- What you should do -
Return the whole listing exactly as it stands.
Begin Records to use
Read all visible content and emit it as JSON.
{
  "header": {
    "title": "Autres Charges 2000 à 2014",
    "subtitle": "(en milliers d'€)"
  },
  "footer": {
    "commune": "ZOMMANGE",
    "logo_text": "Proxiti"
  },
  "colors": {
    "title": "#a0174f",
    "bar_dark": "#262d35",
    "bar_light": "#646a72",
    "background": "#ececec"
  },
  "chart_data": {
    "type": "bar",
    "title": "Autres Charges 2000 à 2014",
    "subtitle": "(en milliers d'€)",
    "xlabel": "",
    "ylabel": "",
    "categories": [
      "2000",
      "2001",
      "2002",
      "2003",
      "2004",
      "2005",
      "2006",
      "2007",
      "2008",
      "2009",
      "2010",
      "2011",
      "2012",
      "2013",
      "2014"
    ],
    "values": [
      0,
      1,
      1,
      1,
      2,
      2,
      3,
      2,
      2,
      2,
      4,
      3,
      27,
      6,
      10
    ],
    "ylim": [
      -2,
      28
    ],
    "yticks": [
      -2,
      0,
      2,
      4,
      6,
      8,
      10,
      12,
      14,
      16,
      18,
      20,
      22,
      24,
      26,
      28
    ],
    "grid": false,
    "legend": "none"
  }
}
End Records to use
- The reply -
Read all visible content and emit it as JSON.
{
  "header": {
    "title": "Autres Charges 2000 à 2014",
    "subtitle": "(en milliers d'€)"
  },
  "footer": {
    "commune": "ZOMMANGE",
    "logo_text": "Proxiti"
  },
  "colors": {
    "title": "#a0174f",
    "bar_dark": "#262d35",
    "bar_light": "#646a72",
    "background": "#ececec"
  },
  "chart_data": {
    "type": "bar",
    "title": "Autres Charges 2000 à 2014",
    "subtitle": "(en milliers d'€)",
    "xlabel": "",
    "ylabel": "",
    "categories": [
      "2000",
      "2001",
      "2002",
      "2003",
      "2004",
      "2005",
      "2006",
      "2007",
      "2008",
      "2009",
      "2010",
      "2011",
      "2012",
      "2013",
      "2014"
    ],
    "values": [
      0,
      1,
      1,
      1,
      2,
      2,
      3,
      2,
      2,
      2,
      4,
      3,
      27,
      6,
      10
    ],
    "ylim": [
      -2,
      28
    ],
    "yticks": [
      -2,
      0,
      2,
      4,
      6,
      8,
      10,
      12,
      14,
      16,
      18,
      20,
      22,
      24,
      26,
      28
    ],
    "grid": false,
    "legend": "none"
  }
}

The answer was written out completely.